Express the data from its start through the line containing "- chrome-tab-4[interactable]: Per: [180, 8, 238, 44]" as a JSON list of strings, one string per line, with blank lines omitted.

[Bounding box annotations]
>>>>>
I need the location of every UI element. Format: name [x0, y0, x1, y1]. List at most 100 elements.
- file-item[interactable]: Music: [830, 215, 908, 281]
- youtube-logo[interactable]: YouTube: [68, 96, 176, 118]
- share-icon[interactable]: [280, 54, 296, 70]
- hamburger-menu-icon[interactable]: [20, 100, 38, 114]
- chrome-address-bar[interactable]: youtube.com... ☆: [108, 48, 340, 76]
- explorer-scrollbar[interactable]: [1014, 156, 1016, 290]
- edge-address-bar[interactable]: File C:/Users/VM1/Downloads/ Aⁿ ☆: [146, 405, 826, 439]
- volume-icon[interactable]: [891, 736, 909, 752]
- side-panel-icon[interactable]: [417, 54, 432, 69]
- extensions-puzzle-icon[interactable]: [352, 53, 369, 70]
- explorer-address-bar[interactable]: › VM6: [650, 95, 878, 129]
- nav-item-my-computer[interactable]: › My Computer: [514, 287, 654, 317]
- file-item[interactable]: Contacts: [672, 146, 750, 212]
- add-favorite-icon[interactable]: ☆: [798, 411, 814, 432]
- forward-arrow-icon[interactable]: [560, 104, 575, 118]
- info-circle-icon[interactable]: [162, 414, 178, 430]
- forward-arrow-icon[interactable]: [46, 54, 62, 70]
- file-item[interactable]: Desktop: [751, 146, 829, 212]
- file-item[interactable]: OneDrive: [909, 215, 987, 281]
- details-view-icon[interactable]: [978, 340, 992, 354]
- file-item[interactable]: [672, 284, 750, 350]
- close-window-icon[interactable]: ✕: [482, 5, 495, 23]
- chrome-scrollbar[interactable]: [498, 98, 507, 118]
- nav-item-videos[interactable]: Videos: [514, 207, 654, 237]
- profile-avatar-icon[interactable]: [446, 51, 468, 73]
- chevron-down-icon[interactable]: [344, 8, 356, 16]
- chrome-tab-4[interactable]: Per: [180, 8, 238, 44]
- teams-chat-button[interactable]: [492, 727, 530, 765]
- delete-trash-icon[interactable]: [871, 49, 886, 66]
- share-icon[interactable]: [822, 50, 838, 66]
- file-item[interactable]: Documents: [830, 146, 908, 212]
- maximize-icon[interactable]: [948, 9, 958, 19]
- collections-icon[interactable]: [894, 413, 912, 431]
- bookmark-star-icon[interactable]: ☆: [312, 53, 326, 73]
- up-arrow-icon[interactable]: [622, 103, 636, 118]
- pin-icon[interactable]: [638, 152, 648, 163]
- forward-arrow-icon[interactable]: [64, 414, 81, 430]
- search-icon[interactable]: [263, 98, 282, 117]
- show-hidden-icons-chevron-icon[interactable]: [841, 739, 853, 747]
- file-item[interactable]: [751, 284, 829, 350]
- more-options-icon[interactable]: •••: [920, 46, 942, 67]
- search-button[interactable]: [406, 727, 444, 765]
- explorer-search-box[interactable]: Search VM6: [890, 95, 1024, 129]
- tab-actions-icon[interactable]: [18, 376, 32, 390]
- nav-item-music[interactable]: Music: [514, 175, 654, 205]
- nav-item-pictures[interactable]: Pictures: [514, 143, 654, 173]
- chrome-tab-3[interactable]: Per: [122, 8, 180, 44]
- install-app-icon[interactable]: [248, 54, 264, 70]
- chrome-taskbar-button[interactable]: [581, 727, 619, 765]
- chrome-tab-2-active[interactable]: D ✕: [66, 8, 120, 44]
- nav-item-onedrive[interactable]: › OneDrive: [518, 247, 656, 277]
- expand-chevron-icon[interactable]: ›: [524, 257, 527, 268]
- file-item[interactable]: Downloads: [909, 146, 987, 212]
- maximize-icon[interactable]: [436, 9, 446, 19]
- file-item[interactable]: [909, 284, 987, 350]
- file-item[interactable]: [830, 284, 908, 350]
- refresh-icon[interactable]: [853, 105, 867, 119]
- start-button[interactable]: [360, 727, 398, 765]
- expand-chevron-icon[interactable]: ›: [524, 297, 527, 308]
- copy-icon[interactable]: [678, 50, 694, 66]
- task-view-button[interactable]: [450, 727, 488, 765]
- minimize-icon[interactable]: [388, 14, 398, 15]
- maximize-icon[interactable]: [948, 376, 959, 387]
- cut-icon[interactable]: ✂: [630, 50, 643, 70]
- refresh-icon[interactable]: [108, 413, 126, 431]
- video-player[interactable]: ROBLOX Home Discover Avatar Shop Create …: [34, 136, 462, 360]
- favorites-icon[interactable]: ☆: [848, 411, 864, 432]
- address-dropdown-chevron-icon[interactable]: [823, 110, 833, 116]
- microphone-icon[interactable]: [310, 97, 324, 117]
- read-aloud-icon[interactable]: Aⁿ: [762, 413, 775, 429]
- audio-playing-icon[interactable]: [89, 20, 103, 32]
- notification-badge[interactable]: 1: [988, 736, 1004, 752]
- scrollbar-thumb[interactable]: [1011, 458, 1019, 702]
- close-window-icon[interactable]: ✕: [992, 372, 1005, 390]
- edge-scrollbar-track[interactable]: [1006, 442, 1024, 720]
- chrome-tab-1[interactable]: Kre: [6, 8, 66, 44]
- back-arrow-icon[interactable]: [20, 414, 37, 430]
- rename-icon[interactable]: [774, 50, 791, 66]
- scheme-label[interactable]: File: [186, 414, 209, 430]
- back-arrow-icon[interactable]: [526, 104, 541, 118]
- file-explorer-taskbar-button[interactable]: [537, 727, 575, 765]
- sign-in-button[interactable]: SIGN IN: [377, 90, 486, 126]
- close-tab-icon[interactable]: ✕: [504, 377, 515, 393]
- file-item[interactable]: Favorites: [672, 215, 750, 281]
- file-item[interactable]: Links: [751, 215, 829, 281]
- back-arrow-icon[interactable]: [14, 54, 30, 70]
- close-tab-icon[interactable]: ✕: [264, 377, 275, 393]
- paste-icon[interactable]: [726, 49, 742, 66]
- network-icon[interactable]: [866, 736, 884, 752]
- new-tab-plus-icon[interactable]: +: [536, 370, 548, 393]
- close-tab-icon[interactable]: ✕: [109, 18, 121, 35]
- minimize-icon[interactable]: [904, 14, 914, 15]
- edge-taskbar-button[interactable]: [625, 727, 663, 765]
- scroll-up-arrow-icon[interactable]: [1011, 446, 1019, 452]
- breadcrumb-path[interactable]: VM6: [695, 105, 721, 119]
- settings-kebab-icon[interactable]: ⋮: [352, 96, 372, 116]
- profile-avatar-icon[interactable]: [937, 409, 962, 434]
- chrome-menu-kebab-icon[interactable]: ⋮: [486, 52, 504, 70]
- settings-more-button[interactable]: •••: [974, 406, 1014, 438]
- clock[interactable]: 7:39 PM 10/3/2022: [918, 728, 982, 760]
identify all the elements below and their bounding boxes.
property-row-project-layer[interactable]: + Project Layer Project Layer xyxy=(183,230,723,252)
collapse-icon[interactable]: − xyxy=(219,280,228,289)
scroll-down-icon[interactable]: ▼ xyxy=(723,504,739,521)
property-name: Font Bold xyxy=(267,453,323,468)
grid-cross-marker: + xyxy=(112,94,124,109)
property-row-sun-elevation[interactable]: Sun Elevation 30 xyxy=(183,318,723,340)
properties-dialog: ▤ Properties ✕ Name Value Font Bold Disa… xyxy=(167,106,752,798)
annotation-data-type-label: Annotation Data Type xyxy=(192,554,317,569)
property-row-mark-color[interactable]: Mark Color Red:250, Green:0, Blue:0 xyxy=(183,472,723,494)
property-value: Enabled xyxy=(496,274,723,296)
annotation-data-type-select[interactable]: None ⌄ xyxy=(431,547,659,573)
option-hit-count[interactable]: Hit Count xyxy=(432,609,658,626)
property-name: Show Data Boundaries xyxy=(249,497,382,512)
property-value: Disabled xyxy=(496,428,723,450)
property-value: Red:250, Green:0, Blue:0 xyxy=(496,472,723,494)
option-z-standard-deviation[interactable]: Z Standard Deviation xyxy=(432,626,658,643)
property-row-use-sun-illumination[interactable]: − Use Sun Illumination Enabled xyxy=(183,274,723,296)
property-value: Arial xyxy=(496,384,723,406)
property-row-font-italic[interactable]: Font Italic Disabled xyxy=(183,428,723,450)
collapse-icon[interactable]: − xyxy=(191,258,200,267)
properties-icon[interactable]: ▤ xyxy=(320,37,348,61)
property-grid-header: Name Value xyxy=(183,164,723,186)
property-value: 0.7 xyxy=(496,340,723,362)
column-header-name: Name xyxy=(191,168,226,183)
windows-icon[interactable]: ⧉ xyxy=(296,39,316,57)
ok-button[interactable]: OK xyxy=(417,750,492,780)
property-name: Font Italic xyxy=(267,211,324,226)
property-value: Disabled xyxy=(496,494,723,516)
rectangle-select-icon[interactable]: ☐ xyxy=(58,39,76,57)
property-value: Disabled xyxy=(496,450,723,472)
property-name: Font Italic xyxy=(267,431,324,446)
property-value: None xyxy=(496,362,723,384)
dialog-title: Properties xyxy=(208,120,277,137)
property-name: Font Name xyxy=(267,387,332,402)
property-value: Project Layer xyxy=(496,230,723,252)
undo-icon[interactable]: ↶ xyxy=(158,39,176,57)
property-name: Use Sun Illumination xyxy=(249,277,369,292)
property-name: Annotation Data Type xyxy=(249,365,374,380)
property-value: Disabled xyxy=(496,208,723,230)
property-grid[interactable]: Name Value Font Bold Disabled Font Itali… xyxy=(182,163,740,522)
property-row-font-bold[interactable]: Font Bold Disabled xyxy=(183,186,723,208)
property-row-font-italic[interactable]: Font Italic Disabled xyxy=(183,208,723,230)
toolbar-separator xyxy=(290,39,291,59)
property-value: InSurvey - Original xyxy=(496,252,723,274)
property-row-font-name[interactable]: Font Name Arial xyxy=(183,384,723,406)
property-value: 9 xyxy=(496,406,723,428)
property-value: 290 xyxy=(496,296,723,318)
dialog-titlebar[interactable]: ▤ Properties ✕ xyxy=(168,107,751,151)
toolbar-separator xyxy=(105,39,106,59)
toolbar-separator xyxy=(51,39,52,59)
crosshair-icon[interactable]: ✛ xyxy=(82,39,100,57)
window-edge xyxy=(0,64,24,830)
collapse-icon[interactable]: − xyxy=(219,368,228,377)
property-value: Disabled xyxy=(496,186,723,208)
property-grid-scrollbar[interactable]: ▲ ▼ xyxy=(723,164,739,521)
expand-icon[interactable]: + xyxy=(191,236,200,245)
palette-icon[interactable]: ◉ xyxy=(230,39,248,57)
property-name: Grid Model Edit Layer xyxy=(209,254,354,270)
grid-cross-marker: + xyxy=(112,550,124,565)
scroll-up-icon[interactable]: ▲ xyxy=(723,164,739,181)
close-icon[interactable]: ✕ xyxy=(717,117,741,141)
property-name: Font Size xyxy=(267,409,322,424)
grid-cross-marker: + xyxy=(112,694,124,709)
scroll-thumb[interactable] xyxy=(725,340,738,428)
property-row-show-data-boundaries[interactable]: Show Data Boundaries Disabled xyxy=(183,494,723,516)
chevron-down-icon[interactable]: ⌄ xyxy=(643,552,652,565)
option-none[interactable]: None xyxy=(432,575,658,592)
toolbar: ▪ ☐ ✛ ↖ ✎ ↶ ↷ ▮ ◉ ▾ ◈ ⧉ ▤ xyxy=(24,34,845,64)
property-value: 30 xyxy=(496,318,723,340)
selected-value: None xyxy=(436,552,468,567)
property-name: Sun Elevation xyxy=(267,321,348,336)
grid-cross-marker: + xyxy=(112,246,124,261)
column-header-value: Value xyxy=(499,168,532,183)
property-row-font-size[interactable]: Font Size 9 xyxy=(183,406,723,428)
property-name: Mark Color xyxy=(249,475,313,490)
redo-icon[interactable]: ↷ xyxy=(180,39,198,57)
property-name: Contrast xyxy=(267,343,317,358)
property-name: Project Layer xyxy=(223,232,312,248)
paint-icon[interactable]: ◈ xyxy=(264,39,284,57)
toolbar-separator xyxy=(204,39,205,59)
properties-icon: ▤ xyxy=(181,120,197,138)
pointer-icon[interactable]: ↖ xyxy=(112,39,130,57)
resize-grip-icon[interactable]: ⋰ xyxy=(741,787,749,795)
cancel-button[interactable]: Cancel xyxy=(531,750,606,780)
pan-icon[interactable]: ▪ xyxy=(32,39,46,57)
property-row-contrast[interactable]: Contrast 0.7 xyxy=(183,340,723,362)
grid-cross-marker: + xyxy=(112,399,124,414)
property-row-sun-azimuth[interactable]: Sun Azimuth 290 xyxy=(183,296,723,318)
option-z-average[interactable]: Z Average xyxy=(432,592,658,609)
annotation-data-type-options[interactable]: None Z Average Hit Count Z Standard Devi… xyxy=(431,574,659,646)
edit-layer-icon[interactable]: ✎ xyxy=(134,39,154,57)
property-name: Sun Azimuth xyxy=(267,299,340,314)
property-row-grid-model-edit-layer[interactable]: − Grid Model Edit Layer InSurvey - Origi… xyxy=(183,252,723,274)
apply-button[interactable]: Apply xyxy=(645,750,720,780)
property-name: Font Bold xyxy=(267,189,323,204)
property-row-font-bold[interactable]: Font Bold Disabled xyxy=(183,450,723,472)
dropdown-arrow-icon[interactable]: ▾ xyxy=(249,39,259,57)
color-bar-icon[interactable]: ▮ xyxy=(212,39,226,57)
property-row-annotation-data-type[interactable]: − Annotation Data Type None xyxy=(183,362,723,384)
<<<<<
Finished exercise:
[
  "I need the location of every UI element. Format: name [x0, y0, x1, y1]. List at most 100 elements.",
  "- file-item[interactable]: Music: [830, 215, 908, 281]",
  "- youtube-logo[interactable]: YouTube: [68, 96, 176, 118]",
  "- share-icon[interactable]: [280, 54, 296, 70]",
  "- hamburger-menu-icon[interactable]: [20, 100, 38, 114]",
  "- chrome-address-bar[interactable]: youtube.com... ☆: [108, 48, 340, 76]",
  "- explorer-scrollbar[interactable]: [1014, 156, 1016, 290]",
  "- edge-address-bar[interactable]: File C:/Users/VM1/Downloads/ Aⁿ ☆: [146, 405, 826, 439]",
  "- volume-icon[interactable]: [891, 736, 909, 752]",
  "- side-panel-icon[interactable]: [417, 54, 432, 69]",
  "- extensions-puzzle-icon[interactable]: [352, 53, 369, 70]",
  "- explorer-address-bar[interactable]: › VM6: [650, 95, 878, 129]",
  "- nav-item-my-computer[interactable]: › My Computer: [514, 287, 654, 317]",
  "- file-item[interactable]: Contacts: [672, 146, 750, 212]",
  "- add-favorite-icon[interactable]: ☆: [798, 411, 814, 432]",
  "- forward-arrow-icon[interactable]: [560, 104, 575, 118]",
  "- info-circle-icon[interactable]: [162, 414, 178, 430]",
  "- forward-arrow-icon[interactable]: [46, 54, 62, 70]",
  "- file-item[interactable]: Desktop: [751, 146, 829, 212]",
  "- file-item[interactable]: OneDrive: [909, 215, 987, 281]",
  "- details-view-icon[interactable]: [978, 340, 992, 354]",
  "- file-item[interactable]: [672, 284, 750, 350]",
  "- close-window-icon[interactable]: ✕: [482, 5, 495, 23]",
  "- chrome-scrollbar[interactable]: [498, 98, 507, 118]",
  "- nav-item-videos[interactable]: Videos: [514, 207, 654, 237]",
  "- profile-avatar-icon[interactable]: [446, 51, 468, 73]",
  "- chevron-down-icon[interactable]: [344, 8, 356, 16]",
  "- chrome-tab-4[interactable]: Per: [180, 8, 238, 44]"
]